• **Stated goal**: Locate each line holding the string "Schritte" and copy it.

Dataset records
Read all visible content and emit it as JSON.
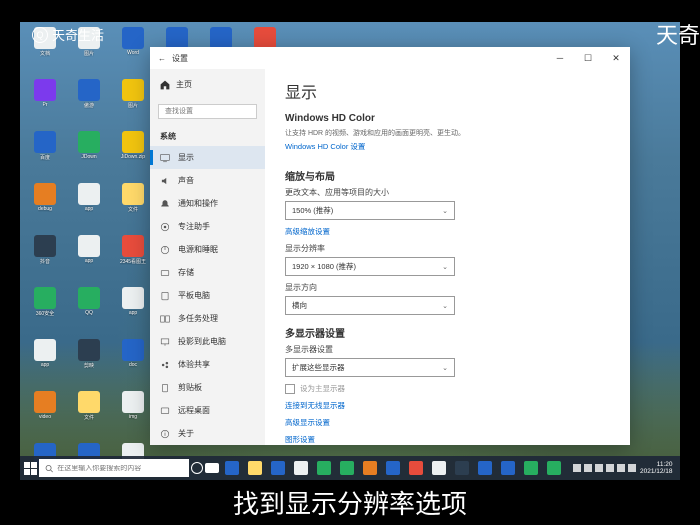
{
  "watermarks": {
    "top_left": "天奇生活",
    "top_right": "天奇"
  },
  "subtitle": "找到显示分辨率选项",
  "settings_window": {
    "title": "设置",
    "sidebar": {
      "home": "主页",
      "search_placeholder": "查找设置",
      "section": "系统",
      "items": [
        {
          "icon": "display",
          "label": "显示",
          "active": true
        },
        {
          "icon": "sound",
          "label": "声音"
        },
        {
          "icon": "notifications",
          "label": "通知和操作"
        },
        {
          "icon": "focus",
          "label": "专注助手"
        },
        {
          "icon": "power",
          "label": "电源和睡眠"
        },
        {
          "icon": "storage",
          "label": "存储"
        },
        {
          "icon": "tablet",
          "label": "平板电脑"
        },
        {
          "icon": "multitask",
          "label": "多任务处理"
        },
        {
          "icon": "project",
          "label": "投影到此电脑"
        },
        {
          "icon": "shared",
          "label": "体验共享"
        },
        {
          "icon": "clipboard",
          "label": "剪贴板"
        },
        {
          "icon": "remote",
          "label": "远程桌面"
        },
        {
          "icon": "about",
          "label": "关于"
        }
      ]
    },
    "content": {
      "title": "显示",
      "hdcolor_heading": "Windows HD Color",
      "hdcolor_desc": "让支持 HDR 的视频、游戏和应用的画面更明亮、更生动。",
      "hdcolor_link": "Windows HD Color 设置",
      "scale_heading": "缩放与布局",
      "scale_label": "更改文本、应用等项目的大小",
      "scale_value": "150% (推荐)",
      "scale_link": "高级缩放设置",
      "resolution_label": "显示分辨率",
      "resolution_value": "1920 × 1080 (推荐)",
      "orientation_label": "显示方向",
      "orientation_value": "横向",
      "multi_heading": "多显示器设置",
      "multi_label": "多显示器设置",
      "multi_value": "扩展这些显示器",
      "multi_checkbox": "设为主显示器",
      "wireless_link": "连接到无线显示器",
      "advanced_link": "高级显示设置",
      "graphics_link": "图形设置"
    }
  },
  "taskbar": {
    "search_placeholder": "在这里输入你要搜索的内容",
    "time": "11:20",
    "date": "2021/12/18"
  }
}
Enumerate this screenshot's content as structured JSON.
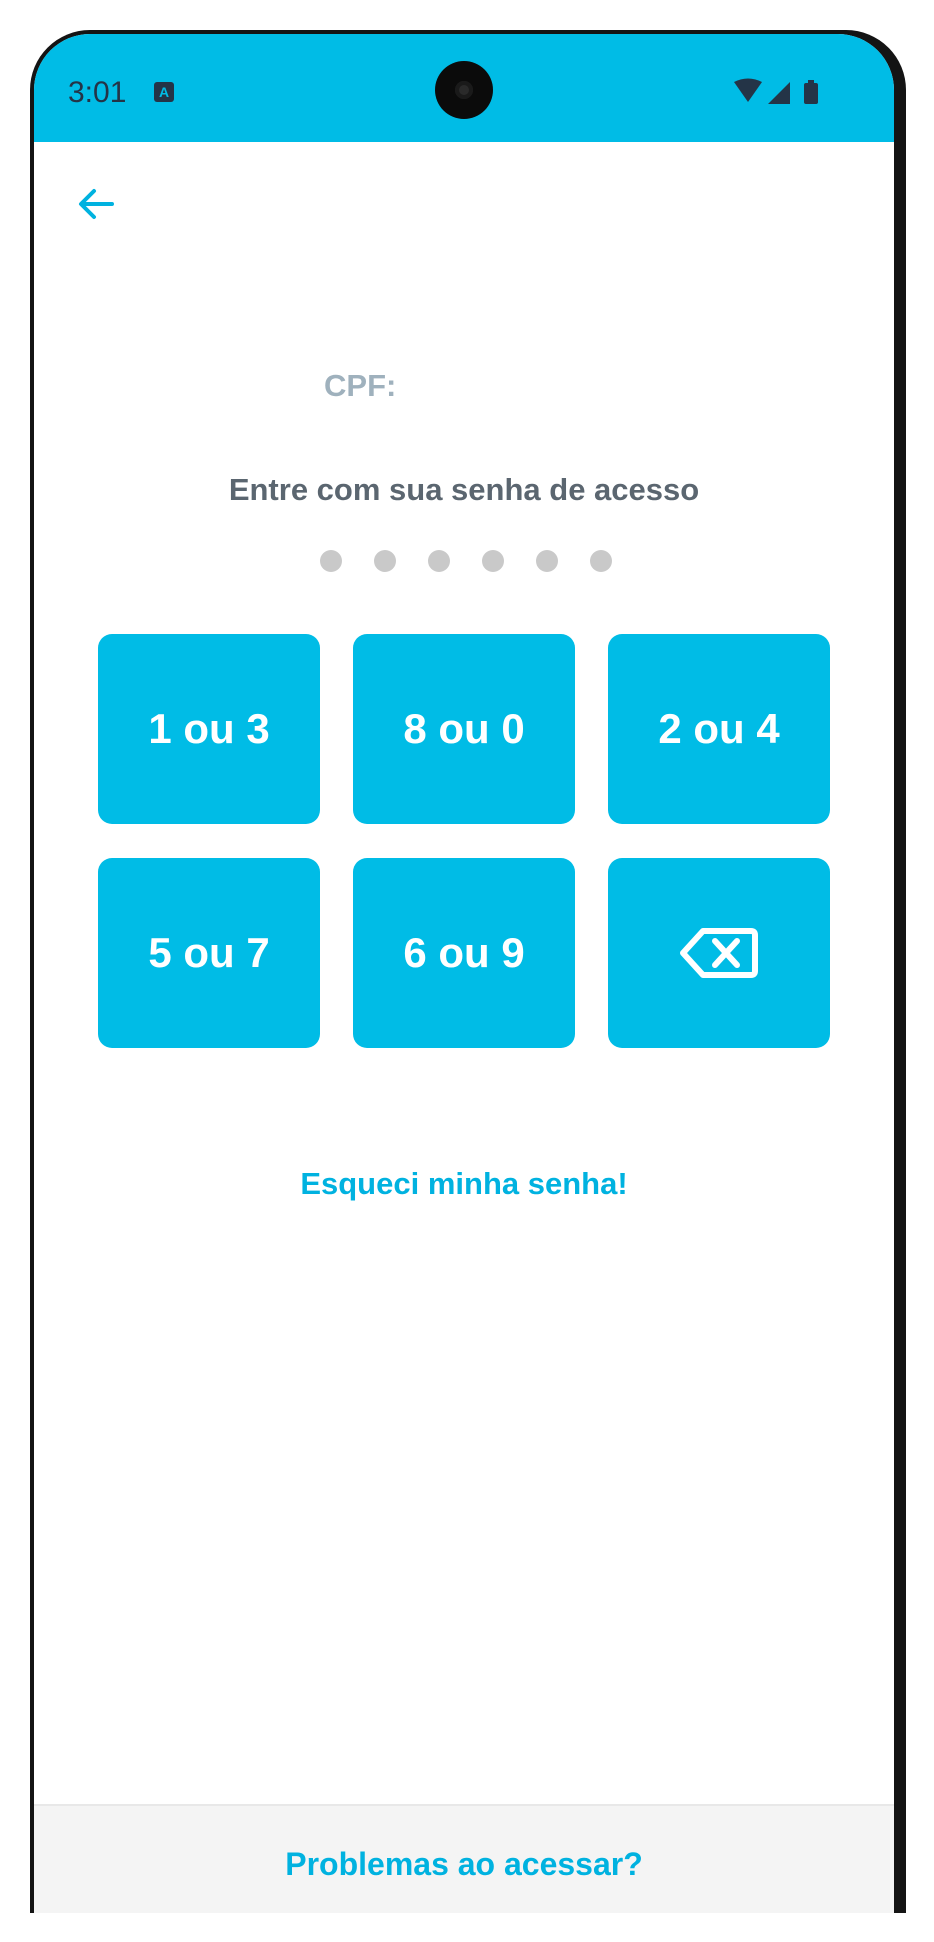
{
  "status_bar": {
    "time": "3:01",
    "notification_icon": "a-letter-icon",
    "icons": [
      "wifi-icon",
      "signal-icon",
      "battery-icon"
    ]
  },
  "header": {
    "back_icon": "arrow-left-icon"
  },
  "cpf": {
    "label": "CPF:"
  },
  "prompt": "Entre com sua senha de acesso",
  "pin": {
    "length": 6,
    "filled": 0
  },
  "keypad": {
    "keys": [
      "1 ou 3",
      "8 ou 0",
      "2 ou 4",
      "5 ou 7",
      "6 ou 9"
    ],
    "delete_icon": "backspace-icon"
  },
  "forgot_password": "Esqueci minha senha!",
  "footer": {
    "problems_link": "Problemas ao acessar?"
  },
  "colors": {
    "accent": "#00bce6",
    "link": "#00b2e0",
    "label_muted": "#9fb1bd",
    "text_dark": "#5b6670",
    "dot_empty": "#c9c9c9"
  }
}
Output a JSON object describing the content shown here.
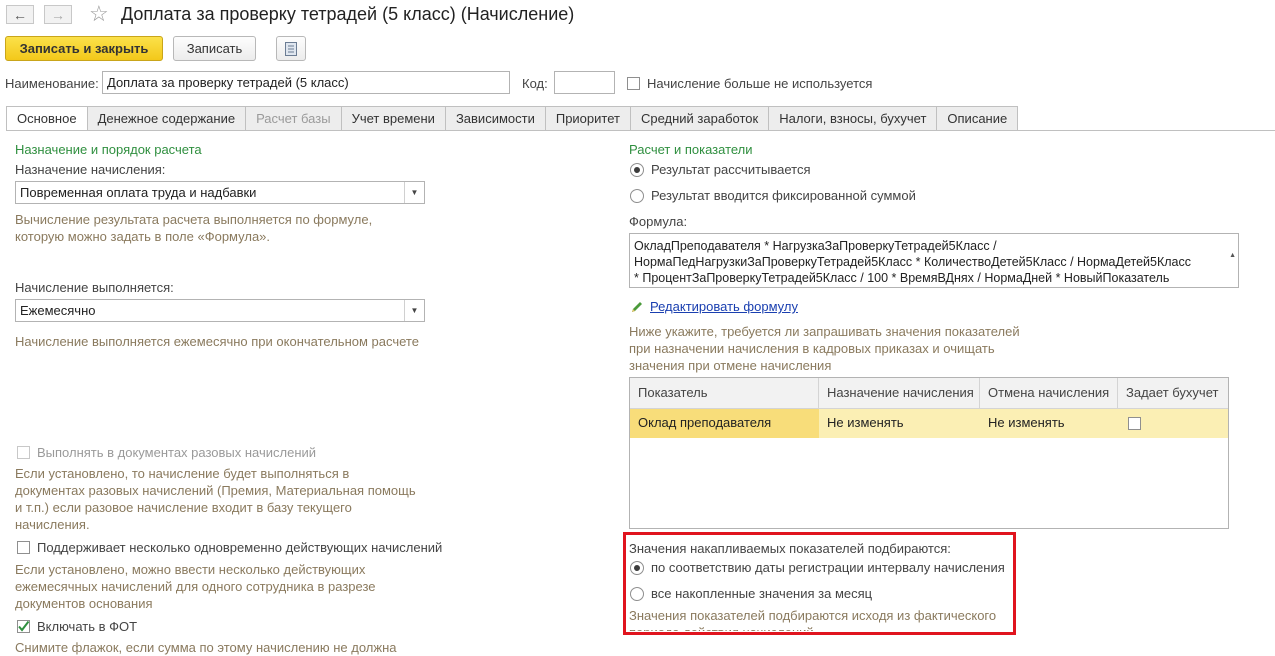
{
  "window": {
    "title": "Доплата за проверку тетрадей (5 класс) (Начисление)",
    "back_icon": "arrow-left-icon",
    "forward_icon": "arrow-right-icon",
    "favorite_icon": "star-icon"
  },
  "toolbar": {
    "save_close_label": "Записать и закрыть",
    "save_label": "Записать",
    "report_icon": "document-list-icon"
  },
  "header": {
    "name_label": "Наименование:",
    "name_value": "Доплата за проверку тетрадей (5 класс)",
    "code_label": "Код:",
    "code_value": "",
    "unused_label": "Начисление больше не используется"
  },
  "tabs": [
    {
      "label": "Основное",
      "state": "active"
    },
    {
      "label": "Денежное содержание",
      "state": "normal"
    },
    {
      "label": "Расчет базы",
      "state": "disabled"
    },
    {
      "label": "Учет времени",
      "state": "normal"
    },
    {
      "label": "Зависимости",
      "state": "normal"
    },
    {
      "label": "Приоритет",
      "state": "normal"
    },
    {
      "label": "Средний заработок",
      "state": "normal"
    },
    {
      "label": "Налоги, взносы, бухучет",
      "state": "normal"
    },
    {
      "label": "Описание",
      "state": "normal"
    }
  ],
  "left": {
    "section_title": "Назначение и порядок расчета",
    "purpose_label": "Назначение начисления:",
    "purpose_value": "Повременная оплата труда и надбавки",
    "purpose_hint": "Вычисление результата расчета выполняется по формуле,\nкоторую можно задать в поле «Формула».",
    "execution_label": "Начисление выполняется:",
    "execution_value": "Ежемесячно",
    "execution_hint": "Начисление выполняется ежемесячно при окончательном расчете",
    "onetime_label": "Выполнять в документах разовых начислений",
    "onetime_hint": "Если установлено, то начисление будет выполняться в\nдокументах разовых начислений (Премия, Материальная помощь\nи т.п.) если разовое начисление входит в базу текущего\nначисления.",
    "multiple_label": "Поддерживает несколько одновременно действующих начислений",
    "multiple_hint": "Если установлено, можно ввести несколько действующих\nежемесячных начислений для одного сотрудника в разрезе\nдокументов основания",
    "fot_label": "Включать в ФОТ",
    "fot_hint": "Снимите флажок, если сумма по этому начислению не должна"
  },
  "right": {
    "section_title": "Расчет и показатели",
    "radio_calculated": "Результат рассчитывается",
    "radio_fixed": "Результат вводится фиксированной суммой",
    "formula_label": "Формула:",
    "formula_lines": [
      "ОкладПреподавателя * НагрузкаЗаПроверкуТетрадей5Класс /",
      "НормаПедНагрузкиЗаПроверкуТетрадей5Класс * КоличествоДетей5Класс / НормаДетей5Класс",
      "* ПроцентЗаПроверкуТетрадей5Класс / 100 * ВремяВДнях / НормаДней      *      НовыйПоказатель"
    ],
    "edit_formula_link": "Редактировать формулу",
    "edit_icon": "pencil-icon",
    "indicators_hint": "Ниже укажите, требуется ли запрашивать значения показателей\nпри назначении начисления в кадровых приказах и очищать\nзначения при отмене начисления",
    "table": {
      "columns": [
        "Показатель",
        "Назначение начисления",
        "Отмена начисления",
        "Задает бухучет"
      ],
      "rows": [
        {
          "indicator": "Оклад преподавателя",
          "assign": "Не изменять",
          "cancel": "Не изменять",
          "accounting": false
        }
      ]
    },
    "accum_title": "Значения накапливаемых показателей подбираются:",
    "accum_option1": "по соответствию даты регистрации интервалу начисления",
    "accum_option2": "все накопленные значения за месяц",
    "accum_hint": "Значения показателей подбираются исходя из фактического\nпериода действия начислений"
  }
}
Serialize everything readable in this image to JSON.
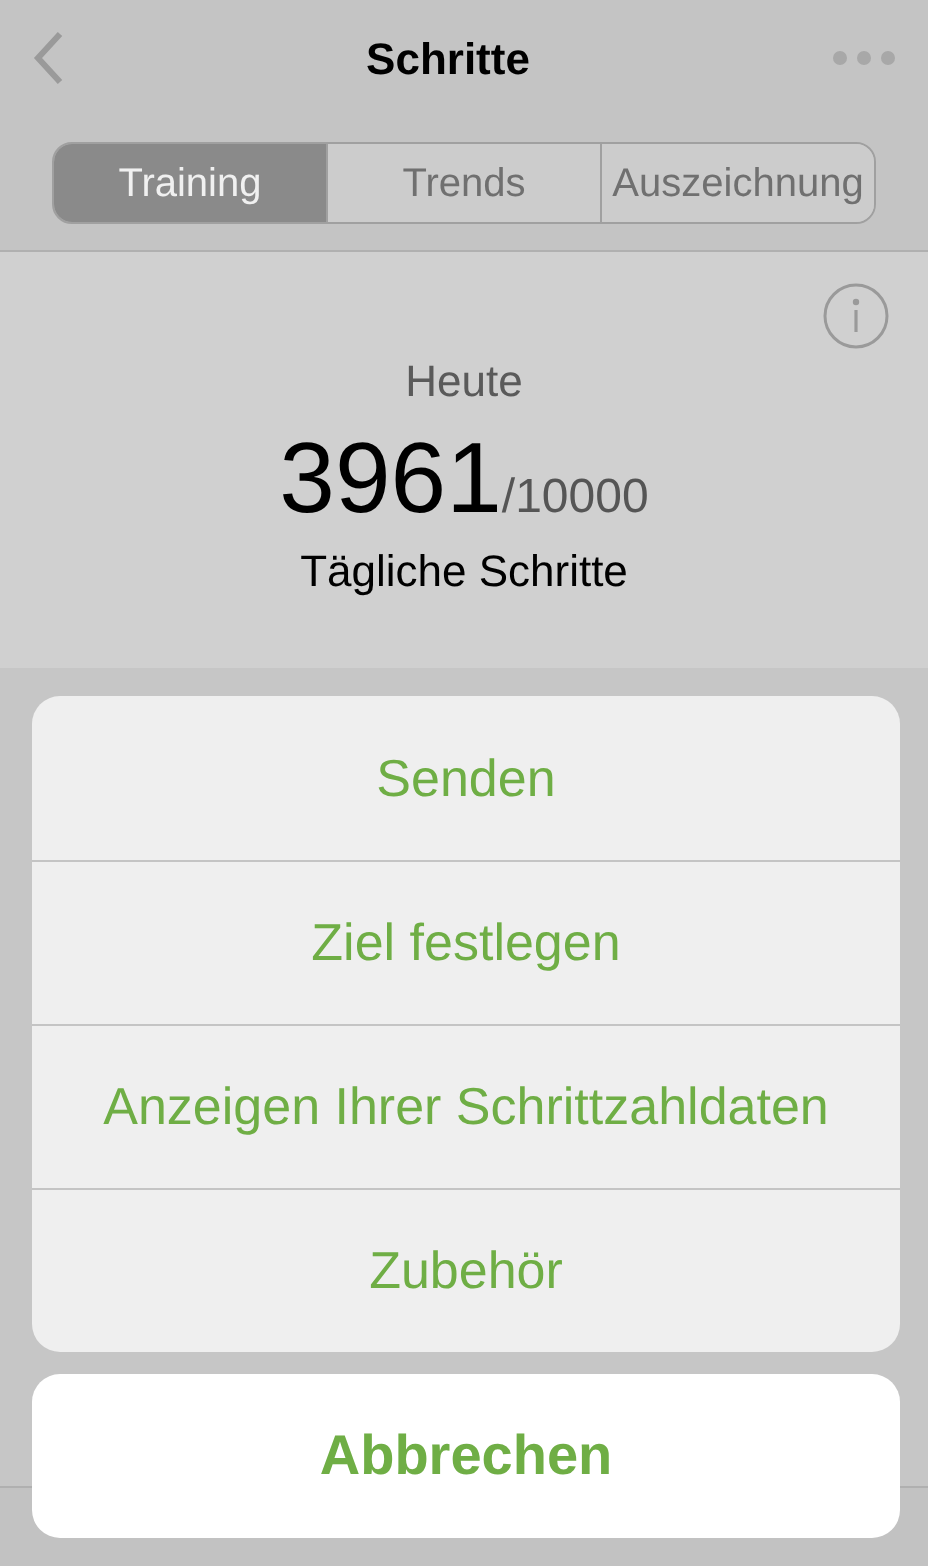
{
  "nav": {
    "title": "Schritte"
  },
  "tabs": [
    {
      "label": "Training",
      "selected": true
    },
    {
      "label": "Trends",
      "selected": false
    },
    {
      "label": "Auszeichnung",
      "selected": false
    }
  ],
  "summary": {
    "heading": "Heute",
    "steps": "3961",
    "goal": "/10000",
    "caption": "Tägliche Schritte"
  },
  "action_sheet": {
    "actions": [
      "Senden",
      "Ziel festlegen",
      "Anzeigen Ihrer Schrittzahldaten",
      "Zubehör"
    ],
    "cancel": "Abbrechen"
  }
}
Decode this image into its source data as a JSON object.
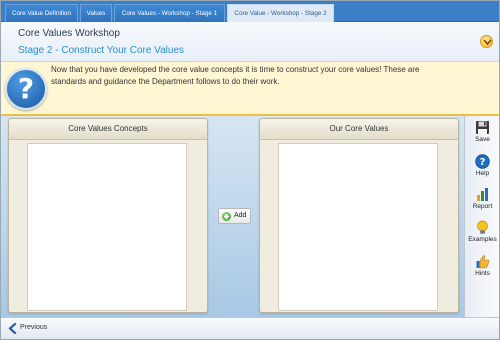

• **Response for this exercise**:
    "title": "Schritte"
    "caption": "Tägliche Schritte"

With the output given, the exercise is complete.